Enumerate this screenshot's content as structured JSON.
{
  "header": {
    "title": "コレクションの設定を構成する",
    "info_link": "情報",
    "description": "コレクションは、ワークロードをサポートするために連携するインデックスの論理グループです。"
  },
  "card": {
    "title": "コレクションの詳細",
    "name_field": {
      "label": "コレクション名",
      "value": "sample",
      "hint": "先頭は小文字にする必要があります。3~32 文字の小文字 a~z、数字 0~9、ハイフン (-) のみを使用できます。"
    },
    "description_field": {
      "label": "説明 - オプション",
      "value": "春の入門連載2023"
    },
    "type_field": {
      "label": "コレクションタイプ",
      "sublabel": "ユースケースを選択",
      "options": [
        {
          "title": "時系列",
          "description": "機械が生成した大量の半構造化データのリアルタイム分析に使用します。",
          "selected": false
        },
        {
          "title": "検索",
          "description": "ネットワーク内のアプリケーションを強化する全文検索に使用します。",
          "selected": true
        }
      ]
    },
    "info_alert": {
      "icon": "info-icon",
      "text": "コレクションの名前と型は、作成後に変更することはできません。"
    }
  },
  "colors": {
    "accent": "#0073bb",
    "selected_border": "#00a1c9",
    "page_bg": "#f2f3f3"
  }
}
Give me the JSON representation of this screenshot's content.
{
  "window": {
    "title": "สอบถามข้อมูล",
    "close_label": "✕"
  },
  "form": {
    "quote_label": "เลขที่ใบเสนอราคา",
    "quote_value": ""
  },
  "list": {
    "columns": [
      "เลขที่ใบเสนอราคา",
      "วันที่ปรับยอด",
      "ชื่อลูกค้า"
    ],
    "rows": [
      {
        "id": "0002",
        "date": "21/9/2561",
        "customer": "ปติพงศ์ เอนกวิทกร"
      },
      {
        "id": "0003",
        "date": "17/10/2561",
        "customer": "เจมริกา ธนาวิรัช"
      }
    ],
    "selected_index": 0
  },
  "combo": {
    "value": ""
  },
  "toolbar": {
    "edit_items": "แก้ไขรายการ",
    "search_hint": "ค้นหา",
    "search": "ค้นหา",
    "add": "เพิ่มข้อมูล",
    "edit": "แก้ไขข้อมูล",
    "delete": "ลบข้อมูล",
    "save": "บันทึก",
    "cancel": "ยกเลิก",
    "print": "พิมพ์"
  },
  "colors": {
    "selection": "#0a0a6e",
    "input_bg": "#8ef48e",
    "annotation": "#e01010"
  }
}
======
AIM OF THE TASK =
Write out all the lines again, exactly as they are.

ANSWER IN FULL =
Enumerate this screenshot's content as structured JSON.
{
  "header": {
    "title": "コレクションの設定を構成する",
    "info_link": "情報",
    "description": "コレクションは、ワークロードをサポートするために連携するインデックスの論理グループです。"
  },
  "card": {
    "title": "コレクションの詳細",
    "name_field": {
      "label": "コレクション名",
      "value": "sample",
      "hint": "先頭は小文字にする必要があります。3~32 文字の小文字 a~z、数字 0~9、ハイフン (-) のみを使用できます。"
    },
    "description_field": {
      "label": "説明 - オプション",
      "value": "春の入門連載2023"
    },
    "type_field": {
      "label": "コレクションタイプ",
      "sublabel": "ユースケースを選択",
      "options": [
        {
          "title": "時系列",
          "description": "機械が生成した大量の半構造化データのリアルタイム分析に使用します。",
          "selected": false
        },
        {
          "title": "検索",
          "description": "ネットワーク内のアプリケーションを強化する全文検索に使用します。",
          "selected": true
        }
      ]
    },
    "info_alert": {
      "icon": "info-icon",
      "text": "コレクションの名前と型は、作成後に変更することはできません。"
    }
  },
  "colors": {
    "accent": "#0073bb",
    "selected_border": "#00a1c9",
    "page_bg": "#f2f3f3"
  }
}
Give me the JSON representation of this screenshot's content.
{
  "window": {
    "title": "สอบถามข้อมูล",
    "close_label": "✕"
  },
  "form": {
    "quote_label": "เลขที่ใบเสนอราคา",
    "quote_value": ""
  },
  "list": {
    "columns": [
      "เลขที่ใบเสนอราคา",
      "วันที่ปรับยอด",
      "ชื่อลูกค้า"
    ],
    "rows": [
      {
        "id": "0002",
        "date": "21/9/2561",
        "customer": "ปติพงศ์ เอนกวิทกร"
      },
      {
        "id": "0003",
        "date": "17/10/2561",
        "customer": "เจมริกา ธนาวิรัช"
      }
    ],
    "selected_index": 0
  },
  "combo": {
    "value": ""
  },
  "toolbar": {
    "edit_items": "แก้ไขรายการ",
    "search_hint": "ค้นหา",
    "search": "ค้นหา",
    "add": "เพิ่มข้อมูล",
    "edit": "แก้ไขข้อมูล",
    "delete": "ลบข้อมูล",
    "save": "บันทึก",
    "cancel": "ยกเลิก",
    "print": "พิมพ์"
  },
  "colors": {
    "selection": "#0a0a6e",
    "input_bg": "#8ef48e",
    "annotation": "#e01010"
  }
}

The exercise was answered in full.